Dodging the interviewer bias bullet
Candidates are getting more switched on about unconscious bias in the recruitment process and are becoming more aware of interviewer bias in particular. So how should organisations respond and what should they expect? After decades of being asked sexist and often illegal questions in interviews about having/not having children and being married or otherwise, is the pendulum finally swinging for women?
The question is now being asked, not if candidates should be able to check for interviewer bias, but how.
Research shows that men with daughters who are married to, or partnered with, women who have careers, are more likely to support gender balance in their organisations. So should female candidates try and find out the private circumstances of their bosses in an interview to establish any potential interviewer bias? Women are judged more harshly by their appearance, and whether they wear make-up or are overweight. There is a growing belief that organisations may have a nicely published mission statement, but this is not reflected in how the culture of the company really works. Remember it is not just men who exhibit unconscious bias, but women too.

### Requirement 1
According to the passage on interviewer bias, what are women judged more harshly by?
The listing has no connection to the passage on interviewer bias.

Collected data:

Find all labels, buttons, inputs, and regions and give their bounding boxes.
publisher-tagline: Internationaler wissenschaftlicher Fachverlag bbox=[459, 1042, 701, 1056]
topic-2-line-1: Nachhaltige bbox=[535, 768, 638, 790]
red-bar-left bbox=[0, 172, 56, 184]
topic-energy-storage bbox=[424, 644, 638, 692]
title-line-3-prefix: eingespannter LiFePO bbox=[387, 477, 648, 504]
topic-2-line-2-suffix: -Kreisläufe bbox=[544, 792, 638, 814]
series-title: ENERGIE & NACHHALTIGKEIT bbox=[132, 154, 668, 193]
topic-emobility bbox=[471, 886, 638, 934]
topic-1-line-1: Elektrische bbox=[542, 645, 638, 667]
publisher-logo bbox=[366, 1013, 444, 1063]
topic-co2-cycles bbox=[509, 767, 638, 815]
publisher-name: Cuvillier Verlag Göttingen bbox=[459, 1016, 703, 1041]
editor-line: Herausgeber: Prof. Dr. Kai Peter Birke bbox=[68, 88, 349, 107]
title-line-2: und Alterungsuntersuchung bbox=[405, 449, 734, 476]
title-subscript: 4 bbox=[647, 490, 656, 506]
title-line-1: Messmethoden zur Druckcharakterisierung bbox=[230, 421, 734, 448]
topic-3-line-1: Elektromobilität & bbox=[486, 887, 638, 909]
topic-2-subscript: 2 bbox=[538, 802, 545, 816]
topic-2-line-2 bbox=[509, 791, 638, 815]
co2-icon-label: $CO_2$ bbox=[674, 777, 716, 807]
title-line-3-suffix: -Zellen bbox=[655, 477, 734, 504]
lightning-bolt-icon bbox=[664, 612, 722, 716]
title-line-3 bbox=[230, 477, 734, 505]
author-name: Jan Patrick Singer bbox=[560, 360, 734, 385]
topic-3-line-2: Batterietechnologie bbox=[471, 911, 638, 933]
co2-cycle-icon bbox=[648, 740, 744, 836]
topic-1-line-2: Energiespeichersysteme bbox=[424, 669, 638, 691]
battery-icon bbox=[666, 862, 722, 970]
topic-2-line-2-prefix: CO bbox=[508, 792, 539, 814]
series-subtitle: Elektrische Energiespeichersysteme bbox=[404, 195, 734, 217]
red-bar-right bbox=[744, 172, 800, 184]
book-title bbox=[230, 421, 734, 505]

### Requirement 2
Duplicate the entire collected data listing line for line, with no changes.

### Task result 1
Their appearance, and whether they wear make-up or are overweight.

### Task result 2
Find all labels, buttons, inputs, and regions and give their bounding boxes.
publisher-tagline: Internationaler wissenschaftlicher Fachverlag bbox=[459, 1042, 701, 1056]
topic-2-line-1: Nachhaltige bbox=[535, 768, 638, 790]
red-bar-left bbox=[0, 172, 56, 184]
topic-energy-storage bbox=[424, 644, 638, 692]
title-line-3-prefix: eingespannter LiFePO bbox=[387, 477, 648, 504]
topic-2-line-2-suffix: -Kreisläufe bbox=[544, 792, 638, 814]
series-title: ENERGIE & NACHHALTIGKEIT bbox=[132, 154, 668, 193]
topic-emobility bbox=[471, 886, 638, 934]
topic-1-line-1: Elektrische bbox=[542, 645, 638, 667]
publisher-logo bbox=[366, 1013, 444, 1063]
topic-co2-cycles bbox=[509, 767, 638, 815]
publisher-name: Cuvillier Verlag Göttingen bbox=[459, 1016, 703, 1041]
editor-line: Herausgeber: Prof. Dr. Kai Peter Birke bbox=[68, 88, 349, 107]
title-line-2: und Alterungsuntersuchung bbox=[405, 449, 734, 476]
title-subscript: 4 bbox=[647, 490, 656, 506]
title-line-1: Messmethoden zur Druckcharakterisierung bbox=[230, 421, 734, 448]
topic-3-line-1: Elektromobilität & bbox=[486, 887, 638, 909]
topic-2-subscript: 2 bbox=[538, 802, 545, 816]
topic-2-line-2 bbox=[509, 791, 638, 815]
co2-icon-label: $CO_2$ bbox=[674, 777, 716, 807]
title-line-3-suffix: -Zellen bbox=[655, 477, 734, 504]
lightning-bolt-icon bbox=[664, 612, 722, 716]
title-line-3 bbox=[230, 477, 734, 505]
author-name: Jan Patrick Singer bbox=[560, 360, 734, 385]
topic-3-line-2: Batterietechnologie bbox=[471, 911, 638, 933]
co2-cycle-icon bbox=[648, 740, 744, 836]
topic-1-line-2: Energiespeichersysteme bbox=[424, 669, 638, 691]
battery-icon bbox=[666, 862, 722, 970]
topic-2-line-2-prefix: CO bbox=[508, 792, 539, 814]
series-subtitle: Elektrische Energiespeichersysteme bbox=[404, 195, 734, 217]
red-bar-right bbox=[744, 172, 800, 184]
book-title bbox=[230, 421, 734, 505]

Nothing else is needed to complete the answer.